All lines in the data bearing the string "nSalinity" should be identified and copied.
******************************
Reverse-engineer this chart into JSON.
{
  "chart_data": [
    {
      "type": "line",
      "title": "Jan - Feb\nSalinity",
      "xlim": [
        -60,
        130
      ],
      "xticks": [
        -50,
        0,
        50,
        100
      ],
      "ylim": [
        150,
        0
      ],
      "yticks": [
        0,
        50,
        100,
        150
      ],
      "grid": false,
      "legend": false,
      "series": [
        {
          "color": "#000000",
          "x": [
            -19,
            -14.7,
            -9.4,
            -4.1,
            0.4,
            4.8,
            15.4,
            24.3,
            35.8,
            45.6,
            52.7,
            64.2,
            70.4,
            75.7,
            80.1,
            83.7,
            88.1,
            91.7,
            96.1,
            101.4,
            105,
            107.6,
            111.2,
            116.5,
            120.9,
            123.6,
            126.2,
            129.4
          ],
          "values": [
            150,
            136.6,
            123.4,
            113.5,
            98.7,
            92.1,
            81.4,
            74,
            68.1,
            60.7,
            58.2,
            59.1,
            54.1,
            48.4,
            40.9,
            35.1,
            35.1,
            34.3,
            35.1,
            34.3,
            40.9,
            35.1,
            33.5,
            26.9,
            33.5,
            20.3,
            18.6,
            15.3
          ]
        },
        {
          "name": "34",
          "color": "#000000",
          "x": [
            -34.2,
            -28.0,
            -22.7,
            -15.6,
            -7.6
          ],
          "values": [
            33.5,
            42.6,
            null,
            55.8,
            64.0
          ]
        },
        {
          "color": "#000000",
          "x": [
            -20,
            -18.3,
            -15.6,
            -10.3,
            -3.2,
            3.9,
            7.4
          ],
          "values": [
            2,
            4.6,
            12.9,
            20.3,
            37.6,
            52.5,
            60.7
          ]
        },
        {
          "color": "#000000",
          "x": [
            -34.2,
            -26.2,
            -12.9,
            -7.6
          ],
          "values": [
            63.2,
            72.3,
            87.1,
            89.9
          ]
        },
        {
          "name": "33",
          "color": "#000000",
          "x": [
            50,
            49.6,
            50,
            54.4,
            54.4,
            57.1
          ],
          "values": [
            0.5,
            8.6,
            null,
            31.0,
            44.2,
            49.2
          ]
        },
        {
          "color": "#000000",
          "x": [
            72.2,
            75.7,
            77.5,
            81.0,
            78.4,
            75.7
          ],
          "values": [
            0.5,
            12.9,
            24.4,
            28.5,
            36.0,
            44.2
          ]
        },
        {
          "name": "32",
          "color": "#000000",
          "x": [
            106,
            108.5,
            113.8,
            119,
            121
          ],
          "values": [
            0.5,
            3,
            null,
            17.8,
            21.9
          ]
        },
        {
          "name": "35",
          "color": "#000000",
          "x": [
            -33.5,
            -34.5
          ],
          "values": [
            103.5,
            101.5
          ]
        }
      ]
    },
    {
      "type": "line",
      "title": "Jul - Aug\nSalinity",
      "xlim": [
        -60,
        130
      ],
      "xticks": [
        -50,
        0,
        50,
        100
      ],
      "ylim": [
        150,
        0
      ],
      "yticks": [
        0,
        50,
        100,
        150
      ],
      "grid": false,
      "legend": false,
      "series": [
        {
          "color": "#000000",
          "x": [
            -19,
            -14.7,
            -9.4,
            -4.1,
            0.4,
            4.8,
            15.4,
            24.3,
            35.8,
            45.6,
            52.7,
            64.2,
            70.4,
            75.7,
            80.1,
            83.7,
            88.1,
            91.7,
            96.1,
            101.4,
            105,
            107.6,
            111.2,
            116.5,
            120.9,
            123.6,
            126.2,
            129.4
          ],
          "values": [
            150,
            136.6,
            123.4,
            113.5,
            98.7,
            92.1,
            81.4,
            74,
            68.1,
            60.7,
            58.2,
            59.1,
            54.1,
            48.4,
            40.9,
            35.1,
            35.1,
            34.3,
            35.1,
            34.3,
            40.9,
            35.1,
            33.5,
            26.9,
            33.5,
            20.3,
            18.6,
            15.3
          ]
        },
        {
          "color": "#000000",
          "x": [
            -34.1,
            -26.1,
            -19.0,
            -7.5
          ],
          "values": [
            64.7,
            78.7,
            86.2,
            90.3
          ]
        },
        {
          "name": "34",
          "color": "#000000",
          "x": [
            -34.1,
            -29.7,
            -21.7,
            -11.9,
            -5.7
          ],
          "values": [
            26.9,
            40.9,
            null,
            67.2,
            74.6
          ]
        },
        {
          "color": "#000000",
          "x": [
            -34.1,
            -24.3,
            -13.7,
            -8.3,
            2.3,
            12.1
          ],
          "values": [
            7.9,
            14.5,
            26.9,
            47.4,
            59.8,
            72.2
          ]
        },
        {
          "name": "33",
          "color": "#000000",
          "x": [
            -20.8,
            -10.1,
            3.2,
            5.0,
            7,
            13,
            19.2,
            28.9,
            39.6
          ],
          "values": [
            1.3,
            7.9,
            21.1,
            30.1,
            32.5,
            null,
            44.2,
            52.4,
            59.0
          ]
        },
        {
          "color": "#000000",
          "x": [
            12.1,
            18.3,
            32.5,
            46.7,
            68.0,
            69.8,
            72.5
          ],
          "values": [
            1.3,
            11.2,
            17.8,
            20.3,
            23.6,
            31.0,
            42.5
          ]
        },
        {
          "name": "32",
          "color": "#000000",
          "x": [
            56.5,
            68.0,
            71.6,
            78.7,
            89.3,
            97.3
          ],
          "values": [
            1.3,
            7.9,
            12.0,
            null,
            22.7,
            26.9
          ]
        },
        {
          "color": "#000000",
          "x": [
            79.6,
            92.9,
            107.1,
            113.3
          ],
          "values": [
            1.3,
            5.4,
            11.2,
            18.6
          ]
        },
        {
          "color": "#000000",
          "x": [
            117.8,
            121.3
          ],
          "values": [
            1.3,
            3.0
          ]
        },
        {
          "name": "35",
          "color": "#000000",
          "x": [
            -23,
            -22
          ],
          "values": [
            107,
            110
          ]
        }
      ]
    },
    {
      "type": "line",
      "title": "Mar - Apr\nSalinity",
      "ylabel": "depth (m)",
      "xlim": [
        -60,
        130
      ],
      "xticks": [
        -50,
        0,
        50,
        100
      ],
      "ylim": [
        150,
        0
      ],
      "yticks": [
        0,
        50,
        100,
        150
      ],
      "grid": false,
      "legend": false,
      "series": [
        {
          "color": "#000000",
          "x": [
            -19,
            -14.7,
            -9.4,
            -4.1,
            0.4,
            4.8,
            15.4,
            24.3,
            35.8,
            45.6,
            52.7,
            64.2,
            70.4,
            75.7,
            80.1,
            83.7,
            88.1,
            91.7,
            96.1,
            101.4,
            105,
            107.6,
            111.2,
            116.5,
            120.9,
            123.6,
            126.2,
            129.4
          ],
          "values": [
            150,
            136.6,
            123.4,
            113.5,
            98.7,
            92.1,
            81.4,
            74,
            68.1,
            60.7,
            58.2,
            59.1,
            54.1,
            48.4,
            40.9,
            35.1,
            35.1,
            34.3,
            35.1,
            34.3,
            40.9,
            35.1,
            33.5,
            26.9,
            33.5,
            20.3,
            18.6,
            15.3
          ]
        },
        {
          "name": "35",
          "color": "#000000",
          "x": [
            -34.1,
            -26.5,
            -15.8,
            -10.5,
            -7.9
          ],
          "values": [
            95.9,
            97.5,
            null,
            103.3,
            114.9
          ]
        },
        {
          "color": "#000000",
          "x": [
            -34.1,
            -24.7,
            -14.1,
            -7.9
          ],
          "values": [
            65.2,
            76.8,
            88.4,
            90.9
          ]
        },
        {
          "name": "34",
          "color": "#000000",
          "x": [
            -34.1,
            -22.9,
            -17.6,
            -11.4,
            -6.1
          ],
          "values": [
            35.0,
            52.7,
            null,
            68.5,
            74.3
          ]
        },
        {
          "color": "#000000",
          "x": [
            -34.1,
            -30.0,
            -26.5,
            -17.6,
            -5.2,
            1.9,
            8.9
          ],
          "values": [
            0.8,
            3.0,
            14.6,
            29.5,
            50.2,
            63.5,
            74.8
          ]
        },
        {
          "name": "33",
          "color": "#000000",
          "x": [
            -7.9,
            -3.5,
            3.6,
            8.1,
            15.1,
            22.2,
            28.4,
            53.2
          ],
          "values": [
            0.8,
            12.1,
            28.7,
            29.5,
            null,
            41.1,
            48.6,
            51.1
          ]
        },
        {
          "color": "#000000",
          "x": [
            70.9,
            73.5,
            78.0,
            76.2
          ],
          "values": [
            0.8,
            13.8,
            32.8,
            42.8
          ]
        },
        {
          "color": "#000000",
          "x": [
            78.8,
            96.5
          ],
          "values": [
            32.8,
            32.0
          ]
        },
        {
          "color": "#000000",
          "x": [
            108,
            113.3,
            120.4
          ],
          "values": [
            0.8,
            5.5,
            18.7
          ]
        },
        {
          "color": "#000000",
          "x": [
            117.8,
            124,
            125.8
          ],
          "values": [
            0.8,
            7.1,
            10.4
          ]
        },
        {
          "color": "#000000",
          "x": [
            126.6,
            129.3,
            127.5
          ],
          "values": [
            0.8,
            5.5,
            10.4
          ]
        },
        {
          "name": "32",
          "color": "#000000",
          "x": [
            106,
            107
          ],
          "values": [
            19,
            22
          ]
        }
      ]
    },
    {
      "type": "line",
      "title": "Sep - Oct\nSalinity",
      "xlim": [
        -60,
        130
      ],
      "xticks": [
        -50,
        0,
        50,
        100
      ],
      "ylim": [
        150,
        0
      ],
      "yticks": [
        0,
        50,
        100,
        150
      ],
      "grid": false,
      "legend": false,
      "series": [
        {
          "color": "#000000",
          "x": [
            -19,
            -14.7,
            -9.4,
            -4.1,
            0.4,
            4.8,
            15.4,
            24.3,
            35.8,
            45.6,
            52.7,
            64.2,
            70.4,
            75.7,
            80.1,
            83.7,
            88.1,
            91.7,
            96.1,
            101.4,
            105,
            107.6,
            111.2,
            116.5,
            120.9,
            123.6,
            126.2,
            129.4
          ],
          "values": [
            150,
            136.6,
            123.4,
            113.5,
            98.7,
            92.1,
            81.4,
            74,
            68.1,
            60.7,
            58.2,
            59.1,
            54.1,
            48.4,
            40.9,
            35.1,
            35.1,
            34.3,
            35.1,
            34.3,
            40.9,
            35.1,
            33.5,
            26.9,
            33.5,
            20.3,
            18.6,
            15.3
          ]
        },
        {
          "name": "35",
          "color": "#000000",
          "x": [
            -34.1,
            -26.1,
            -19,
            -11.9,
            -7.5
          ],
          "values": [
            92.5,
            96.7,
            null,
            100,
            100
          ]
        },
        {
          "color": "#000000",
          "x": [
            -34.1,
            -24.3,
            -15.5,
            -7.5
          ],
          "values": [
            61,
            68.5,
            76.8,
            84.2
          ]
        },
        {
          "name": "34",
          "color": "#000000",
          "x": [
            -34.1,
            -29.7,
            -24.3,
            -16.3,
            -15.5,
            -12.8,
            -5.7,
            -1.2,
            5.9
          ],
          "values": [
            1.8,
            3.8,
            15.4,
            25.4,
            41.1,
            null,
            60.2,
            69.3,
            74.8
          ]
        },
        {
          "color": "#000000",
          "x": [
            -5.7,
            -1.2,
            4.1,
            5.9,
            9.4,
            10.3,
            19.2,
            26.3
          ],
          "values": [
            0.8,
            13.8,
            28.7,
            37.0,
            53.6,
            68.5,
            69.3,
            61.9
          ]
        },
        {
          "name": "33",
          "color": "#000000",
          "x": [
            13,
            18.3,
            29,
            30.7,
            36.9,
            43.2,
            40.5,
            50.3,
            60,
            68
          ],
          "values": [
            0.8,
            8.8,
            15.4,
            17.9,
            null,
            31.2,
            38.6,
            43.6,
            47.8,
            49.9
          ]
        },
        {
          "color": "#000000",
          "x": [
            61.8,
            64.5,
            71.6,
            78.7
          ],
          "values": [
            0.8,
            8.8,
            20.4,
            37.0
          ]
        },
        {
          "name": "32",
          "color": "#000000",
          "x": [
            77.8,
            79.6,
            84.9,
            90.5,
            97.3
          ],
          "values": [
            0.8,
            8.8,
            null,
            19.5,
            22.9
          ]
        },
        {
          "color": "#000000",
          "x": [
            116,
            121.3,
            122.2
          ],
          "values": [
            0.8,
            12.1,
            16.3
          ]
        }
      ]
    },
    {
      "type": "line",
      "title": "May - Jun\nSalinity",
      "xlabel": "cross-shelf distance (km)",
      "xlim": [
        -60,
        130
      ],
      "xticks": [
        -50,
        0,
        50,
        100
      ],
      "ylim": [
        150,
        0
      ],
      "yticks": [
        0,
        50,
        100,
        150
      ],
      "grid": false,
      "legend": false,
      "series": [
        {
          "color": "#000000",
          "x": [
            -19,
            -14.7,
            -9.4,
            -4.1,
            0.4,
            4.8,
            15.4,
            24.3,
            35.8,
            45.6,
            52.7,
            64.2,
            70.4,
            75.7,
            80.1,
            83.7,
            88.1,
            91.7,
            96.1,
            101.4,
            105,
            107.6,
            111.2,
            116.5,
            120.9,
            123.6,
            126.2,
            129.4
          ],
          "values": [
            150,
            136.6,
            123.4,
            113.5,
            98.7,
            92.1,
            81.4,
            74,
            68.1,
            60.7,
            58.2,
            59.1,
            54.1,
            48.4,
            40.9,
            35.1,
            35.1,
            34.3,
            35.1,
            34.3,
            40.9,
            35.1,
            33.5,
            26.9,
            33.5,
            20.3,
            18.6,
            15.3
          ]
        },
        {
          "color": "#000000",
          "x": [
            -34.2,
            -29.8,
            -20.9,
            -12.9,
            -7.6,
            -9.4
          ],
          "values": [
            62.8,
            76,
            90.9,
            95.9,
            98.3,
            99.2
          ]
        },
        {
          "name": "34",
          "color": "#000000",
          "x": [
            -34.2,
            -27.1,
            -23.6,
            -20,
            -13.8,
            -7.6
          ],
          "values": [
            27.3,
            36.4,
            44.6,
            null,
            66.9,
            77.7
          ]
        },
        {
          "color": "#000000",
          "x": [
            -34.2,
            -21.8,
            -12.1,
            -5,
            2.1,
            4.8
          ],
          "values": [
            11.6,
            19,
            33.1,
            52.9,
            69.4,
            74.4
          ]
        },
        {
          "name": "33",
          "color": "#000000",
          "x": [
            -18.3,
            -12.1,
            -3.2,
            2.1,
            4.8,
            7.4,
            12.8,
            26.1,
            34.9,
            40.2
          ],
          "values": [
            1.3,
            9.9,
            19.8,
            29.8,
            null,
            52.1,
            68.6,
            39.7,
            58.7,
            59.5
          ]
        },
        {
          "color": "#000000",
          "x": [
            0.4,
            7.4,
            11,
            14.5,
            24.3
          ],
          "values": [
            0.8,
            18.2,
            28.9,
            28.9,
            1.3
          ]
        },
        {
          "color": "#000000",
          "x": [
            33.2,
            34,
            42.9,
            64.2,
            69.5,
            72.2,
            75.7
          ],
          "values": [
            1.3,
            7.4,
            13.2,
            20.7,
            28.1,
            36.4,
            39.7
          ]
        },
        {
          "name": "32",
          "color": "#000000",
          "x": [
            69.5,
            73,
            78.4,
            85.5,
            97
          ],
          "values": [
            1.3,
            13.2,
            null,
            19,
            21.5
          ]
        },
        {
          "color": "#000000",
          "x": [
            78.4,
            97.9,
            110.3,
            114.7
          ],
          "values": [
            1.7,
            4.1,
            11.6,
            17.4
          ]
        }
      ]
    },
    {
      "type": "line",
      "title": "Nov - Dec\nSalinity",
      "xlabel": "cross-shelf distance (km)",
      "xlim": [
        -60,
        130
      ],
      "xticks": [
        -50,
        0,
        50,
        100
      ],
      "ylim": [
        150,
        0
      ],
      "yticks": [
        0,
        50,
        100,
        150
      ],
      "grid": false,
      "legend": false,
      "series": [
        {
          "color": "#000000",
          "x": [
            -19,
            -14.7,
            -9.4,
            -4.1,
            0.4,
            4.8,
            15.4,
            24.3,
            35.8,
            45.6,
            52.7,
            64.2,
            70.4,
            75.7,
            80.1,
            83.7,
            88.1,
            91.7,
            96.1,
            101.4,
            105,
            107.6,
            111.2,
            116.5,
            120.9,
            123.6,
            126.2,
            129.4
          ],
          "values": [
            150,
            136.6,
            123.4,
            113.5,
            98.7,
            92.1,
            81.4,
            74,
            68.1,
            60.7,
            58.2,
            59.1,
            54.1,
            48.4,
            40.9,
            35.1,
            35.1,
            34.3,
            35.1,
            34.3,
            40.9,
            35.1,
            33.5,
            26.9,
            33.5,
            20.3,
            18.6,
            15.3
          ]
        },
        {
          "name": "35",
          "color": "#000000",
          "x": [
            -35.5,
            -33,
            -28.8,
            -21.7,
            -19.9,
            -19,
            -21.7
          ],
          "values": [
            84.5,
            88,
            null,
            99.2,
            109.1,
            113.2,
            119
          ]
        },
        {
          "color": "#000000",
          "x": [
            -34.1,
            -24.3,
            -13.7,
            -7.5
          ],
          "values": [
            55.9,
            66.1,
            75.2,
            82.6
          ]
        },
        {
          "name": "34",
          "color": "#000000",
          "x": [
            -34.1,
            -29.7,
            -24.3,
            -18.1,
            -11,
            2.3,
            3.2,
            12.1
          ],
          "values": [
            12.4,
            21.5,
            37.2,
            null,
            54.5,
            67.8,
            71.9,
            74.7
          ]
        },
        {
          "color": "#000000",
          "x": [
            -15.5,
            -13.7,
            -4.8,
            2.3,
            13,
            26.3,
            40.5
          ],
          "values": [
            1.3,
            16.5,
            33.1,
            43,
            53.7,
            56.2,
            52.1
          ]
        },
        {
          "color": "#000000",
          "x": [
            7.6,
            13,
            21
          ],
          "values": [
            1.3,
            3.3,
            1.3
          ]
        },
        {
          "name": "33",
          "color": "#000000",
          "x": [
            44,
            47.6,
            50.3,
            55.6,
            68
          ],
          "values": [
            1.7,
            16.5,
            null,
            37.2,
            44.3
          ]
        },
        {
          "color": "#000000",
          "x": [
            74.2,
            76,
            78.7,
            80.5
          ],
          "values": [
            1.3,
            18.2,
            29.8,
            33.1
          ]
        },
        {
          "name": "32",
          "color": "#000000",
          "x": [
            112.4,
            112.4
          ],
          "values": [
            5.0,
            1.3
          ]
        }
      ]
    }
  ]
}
******************************
Finished answer:
      "title": "Jan - Feb\nSalinity",
      "title": "Jul - Aug\nSalinity",
      "title": "Mar - Apr\nSalinity",
      "title": "Sep - Oct\nSalinity",
      "title": "May - Jun\nSalinity",
      "title": "Nov - Dec\nSalinity",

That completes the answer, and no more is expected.